● **WHAT YOU ARE ASKED TO DO**
Every record should be copied exactly, except that pictures are to be omitted.

● **ROWS**
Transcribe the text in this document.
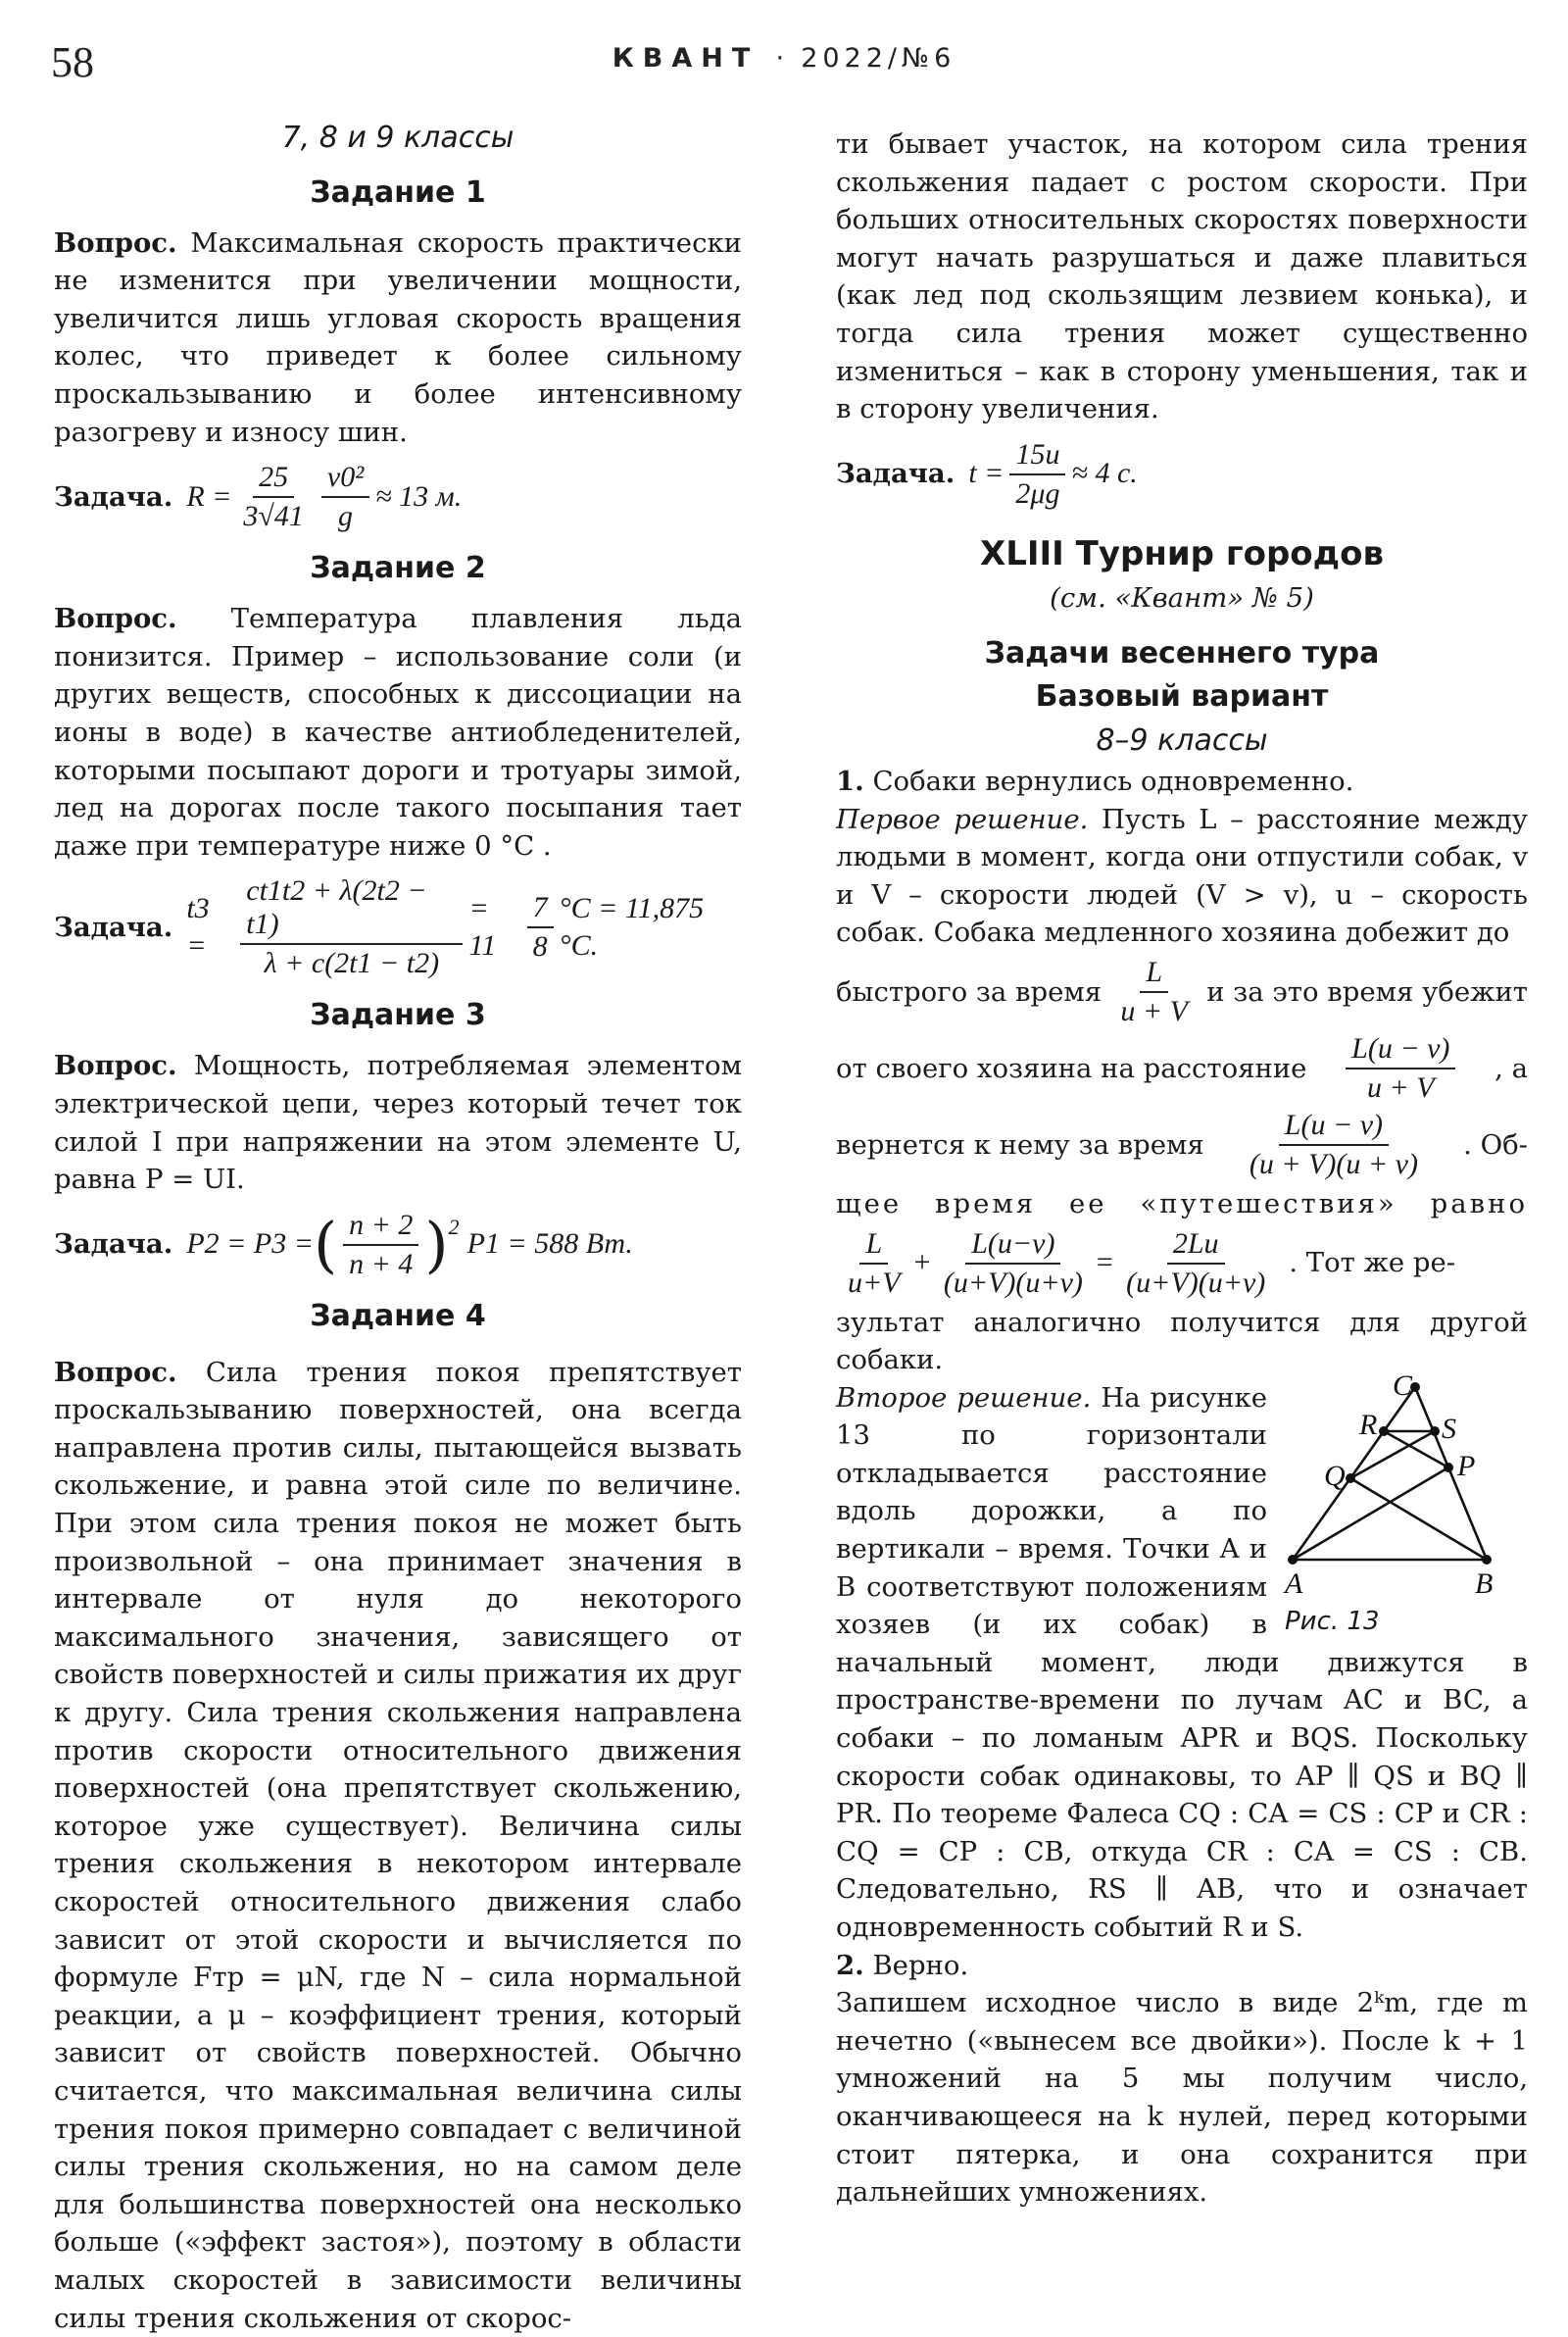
58	КВАНТ · 2022/№6
7, 8 и 9 классы
Задание 1

Вопрос. Максимальная скорость практически не изменится при увеличении мощности, увеличится лишь угловая скорость вращения колес, что приведет к более сильному проскальзыванию и более интенсивному разогреву и износу шин.

Задача. $R = \frac{25}{3√41} \frac{\text{v0²}}{g} \approx 13$ м.
Задание 2

Вопрос. Температура плавления льда понизится. Пример – использование соли (и других веществ, способных к диссоциации на ионы в воде) в качестве антиобледенителей, которыми посыпают дороги и тротуары зимой, лед на дорогах после такого посыпания тает даже при температуре ниже 0 °C .

Задача.
t3 =	$\frac{ct1t2 + \lambda(2t2 - t1)}{\lambda + c(2t1 - t2)} = 11$	$\frac{7}{8} ^\circ C = 11,875$ °C.
Задание 3

Вопрос. Мощность, потребляемая элементом электрической цепи, через который течет ток силой I при напряжении на этом элементе U, равна P = UI.

Задача. P2 = P3 = ( $\frac{n + 2}{n + 4} )^2$
P1 = 588 Вт.
Задание 4

Вопрос. Сила трения покоя препятствует проскальзыванию поверхностей, она всегда направлена против силы, пытающейся вызвать скольжение, и равна этой силе по величине. При этом сила трения покоя не может быть произвольной – она принимает значения в интервале от нуля до некоторого максимального значения, зависящего от свойств поверхностей и силы прижатия их друг к другу. Сила трения скольжения направлена против скорости относительного движения поверхностей (она препятствует скольжению, которое уже существует). Величина силы трения скольжения в некотором интервале скоростей относительного движения слабо зависит от этой скорости и вычисляется по формуле Fтр = μN, где N – сила нормальной реакции, а μ – коэффициент трения, который зависит от свойств поверхностей. Обычно считается, что максимальная величина силы трения покоя примерно совпадает с величиной силы трения скольжения, но на самом деле для большинства поверхностей она несколько больше («эффект застоя»), поэтому в области малых скоростей в зависимости величины силы трения скольжения от скорос-

ти бывает участок, на котором сила трения скольжения падает с ростом скорости. При больших относительных скоростях поверхности могут начать разрушаться и даже плавиться (как лед под скользящим лезвием конька), и тогда сила трения может существенно измениться – как в сторону уменьшения, так и в сторону увеличения.

Задача. $t = \frac{15u}{2\mu g} \approx 4$ с.
XLIII Турнир городов
(см. «Квант» № 5)
Задачи весеннего тура
Базовый вариант
8–9 классы

1. Собаки вернулись одновременно.

Первое решение. Пусть L – расстояние между людьми в момент, когда они отпустили собак, v и V – скорости людей (V > v), u – скорость собак. Собака медленного хозяина добежит до

быстрого за время $\frac{L}{u + V}$ и за это время убежит
от своего хозяина на расстояние $\frac{L(u - v)}{u + V}$ , а
вернется к нему за время $\frac{L(u - v)}{(u + V)(u + v)}$ . Об-

щее время ее «путешествия» равно

$\frac{L}{u+V} + \frac{L(u-v)}{(u+V)(u+v)} = \frac{2Lu}{(u+V)(u+v)}$ . Тот же ре-

зультат аналогично получится для другой собаки.

C
R S
Q	P
A	B
Рис. 13

Второе решение. На рисунке 13 по горизонтали откладывается расстояние вдоль дорожки, а по вертикали – время. Точки A и B соответствуют положениям хозяев (и их собак) в начальный момент, люди движутся в пространстве-времени по лучам AC и BC, а собаки – по ломаным APR и BQS. Поскольку скорости собак одинаковы, то AP ∥ QS и BQ ∥ PR. По теореме Фалеса CQ : CA = CS : CP и CR : CQ = CP : CB, откуда CR : CA = CS : CB. Следовательно, RS ∥ AB, что и означает одновременность событий R и S.

2. Верно.

Запишем исходное число в виде 2ᵏm, где m нечетно («вынесем все двойки»). После k + 1 умножений на 5 мы получим число, оканчивающееся на k нулей, перед которыми стоит пятерка, и она сохранится при дальнейших умножениях.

● **EXERCISE RESULT**
Transcribe the text in this document.
58	КВАНТ · 2022/№6
7, 8 и 9 классы
Задание 1

Вопрос. Максимальная скорость практически не изменится при увеличении мощности, увеличится лишь угловая скорость вращения колес, что приведет к более сильному проскальзыванию и более интенсивному разогреву и износу шин.

Задача. $R = \frac{25}{3√41} \frac{\text{v0²}}{g} \approx 13$ м.
Задание 2

Вопрос. Температура плавления льда понизится. Пример – использование соли (и других веществ, способных к диссоциации на ионы в воде) в качестве антиобледенителей, которыми посыпают дороги и тротуары зимой, лед на дорогах после такого посыпания тает даже при температуре ниже 0 °C .

Задача.
t3 =	$\frac{ct1t2 + \lambda(2t2 - t1)}{\lambda + c(2t1 - t2)} = 11$	$\frac{7}{8} ^\circ C = 11,875$ °C.
Задание 3

Вопрос. Мощность, потребляемая элементом электрической цепи, через который течет ток силой I при напряжении на этом элементе U, равна P = UI.

Задача. P2 = P3 = ( $\frac{n + 2}{n + 4} )^2$
P1 = 588 Вт.
Задание 4

Вопрос. Сила трения покоя препятствует проскальзыванию поверхностей, она всегда направлена против силы, пытающейся вызвать скольжение, и равна этой силе по величине. При этом сила трения покоя не может быть произвольной – она принимает значения в интервале от нуля до некоторого максимального значения, зависящего от свойств поверхностей и силы прижатия их друг к другу. Сила трения скольжения направлена против скорости относительного движения поверхностей (она препятствует скольжению, которое уже существует). Величина силы трения скольжения в некотором интервале скоростей относительного движения слабо зависит от этой скорости и вычисляется по формуле Fтр = μN, где N – сила нормальной реакции, а μ – коэффициент трения, который зависит от свойств поверхностей. Обычно считается, что максимальная величина силы трения покоя примерно совпадает с величиной силы трения скольжения, но на самом деле для большинства поверхностей она несколько больше («эффект застоя»), поэтому в области малых скоростей в зависимости величины силы трения скольжения от скорос-

ти бывает участок, на котором сила трения скольжения падает с ростом скорости. При больших относительных скоростях поверхности могут начать разрушаться и даже плавиться (как лед под скользящим лезвием конька), и тогда сила трения может существенно измениться – как в сторону уменьшения, так и в сторону увеличения.

Задача. $t = \frac{15u}{2\mu g} \approx 4$ с.
XLIII Турнир городов
(см. «Квант» № 5)
Задачи весеннего тура
Базовый вариант
8–9 классы

1. Собаки вернулись одновременно.

Первое решение. Пусть L – расстояние между людьми в момент, когда они отпустили собак, v и V – скорости людей (V > v), u – скорость собак. Собака медленного хозяина добежит до

быстрого за время $\frac{L}{u + V}$ и за это время убежит
от своего хозяина на расстояние $\frac{L(u - v)}{u + V}$ , а
вернется к нему за время $\frac{L(u - v)}{(u + V)(u + v)}$ . Об-

щее время ее «путешествия» равно

$\frac{L}{u+V} + \frac{L(u-v)}{(u+V)(u+v)} = \frac{2Lu}{(u+V)(u+v)}$ . Тот же ре-

зультат аналогично получится для другой собаки.

C
R S
Q	P
A	B
Рис. 13

Второе решение. На рисунке 13 по горизонтали откладывается расстояние вдоль дорожки, а по вертикали – время. Точки A и B соответствуют положениям хозяев (и их собак) в начальный момент, люди движутся в пространстве-времени по лучам AC и BC, а собаки – по ломаным APR и BQS. Поскольку скорости собак одинаковы, то AP ∥ QS и BQ ∥ PR. По теореме Фалеса CQ : CA = CS : CP и CR : CQ = CP : CB, откуда CR : CA = CS : CB. Следовательно, RS ∥ AB, что и означает одновременность событий R и S.

2. Верно.

Запишем исходное число в виде 2ᵏm, где m нечетно («вынесем все двойки»). После k + 1 умножений на 5 мы получим число, оканчивающееся на k нулей, перед которыми стоит пятерка, и она сохранится при дальнейших умножениях.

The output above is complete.